TASK DIRECTIONS: Go through the listing and pick out each line with the word "Internet" in it.

## Begin RAW DATA

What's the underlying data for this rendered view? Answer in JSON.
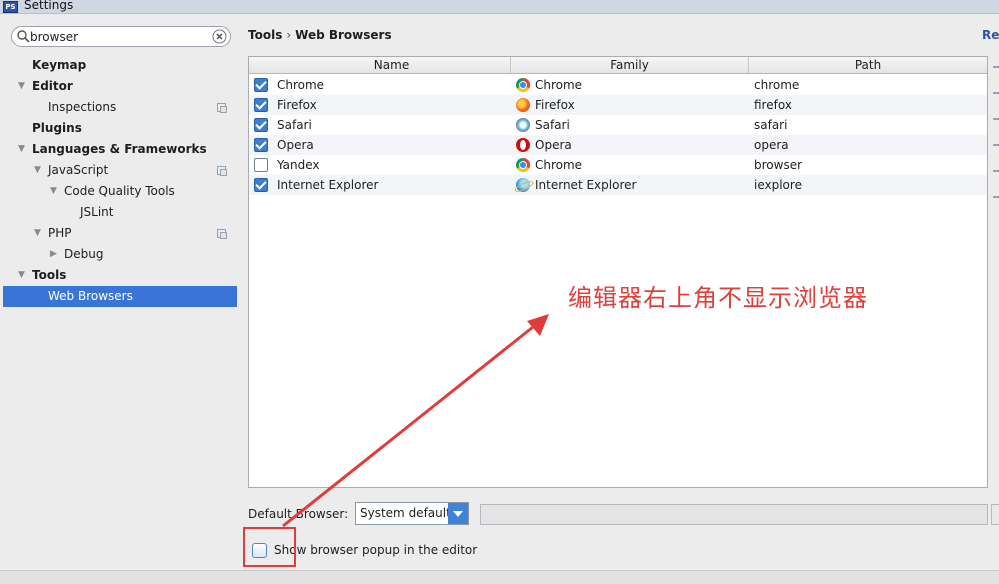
{
  "window": {
    "title": "Settings",
    "icon_label": "PS"
  },
  "search": {
    "value": "browser"
  },
  "tree": [
    {
      "label": "Keymap",
      "bold": true,
      "level": 0,
      "arrow": "",
      "proj": false
    },
    {
      "label": "Editor",
      "bold": true,
      "level": 0,
      "arrow": "down",
      "proj": false
    },
    {
      "label": "Inspections",
      "bold": false,
      "level": 1,
      "arrow": "",
      "proj": true
    },
    {
      "label": "Plugins",
      "bold": true,
      "level": 0,
      "arrow": "",
      "proj": false
    },
    {
      "label": "Languages & Frameworks",
      "bold": true,
      "level": 0,
      "arrow": "down",
      "proj": false
    },
    {
      "label": "JavaScript",
      "bold": false,
      "level": 1,
      "arrow": "down",
      "proj": true
    },
    {
      "label": "Code Quality Tools",
      "bold": false,
      "level": 2,
      "arrow": "down",
      "proj": false
    },
    {
      "label": "JSLint",
      "bold": false,
      "level": 3,
      "arrow": "",
      "proj": false
    },
    {
      "label": "PHP",
      "bold": false,
      "level": 1,
      "arrow": "down",
      "proj": true
    },
    {
      "label": "Debug",
      "bold": false,
      "level": 2,
      "arrow": "right",
      "proj": false
    },
    {
      "label": "Tools",
      "bold": true,
      "level": 0,
      "arrow": "down",
      "proj": false
    },
    {
      "label": "Web Browsers",
      "bold": false,
      "level": 1,
      "arrow": "",
      "proj": false,
      "selected": true
    }
  ],
  "breadcrumb": {
    "parent": "Tools",
    "separator": "›",
    "current": "Web Browsers"
  },
  "reset_label": "Res",
  "table": {
    "columns": [
      "Name",
      "Family",
      "Path"
    ],
    "rows": [
      {
        "checked": true,
        "name": "Chrome",
        "family": "Chrome",
        "family_icon": "chrome",
        "path": "chrome"
      },
      {
        "checked": true,
        "name": "Firefox",
        "family": "Firefox",
        "family_icon": "firefox",
        "path": "firefox"
      },
      {
        "checked": true,
        "name": "Safari",
        "family": "Safari",
        "family_icon": "safari",
        "path": "safari"
      },
      {
        "checked": true,
        "name": "Opera",
        "family": "Opera",
        "family_icon": "opera",
        "path": "opera"
      },
      {
        "checked": false,
        "name": "Yandex",
        "family": "Chrome",
        "family_icon": "chrome",
        "path": "browser"
      },
      {
        "checked": true,
        "name": "Internet Explorer",
        "family": "Internet Explorer",
        "family_icon": "ie",
        "path": "iexplore"
      }
    ]
  },
  "default_browser": {
    "label": "Default Browser:",
    "value": "System default"
  },
  "popup": {
    "label": "Show browser popup in the editor",
    "checked": false
  },
  "annotation": {
    "text": "编辑器右上角不显示浏览器",
    "color": "#e0403b"
  }
}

## End RAW DATA

FINAL ANSWER:
        "name": "Internet Explorer",
        "family": "Internet Explorer",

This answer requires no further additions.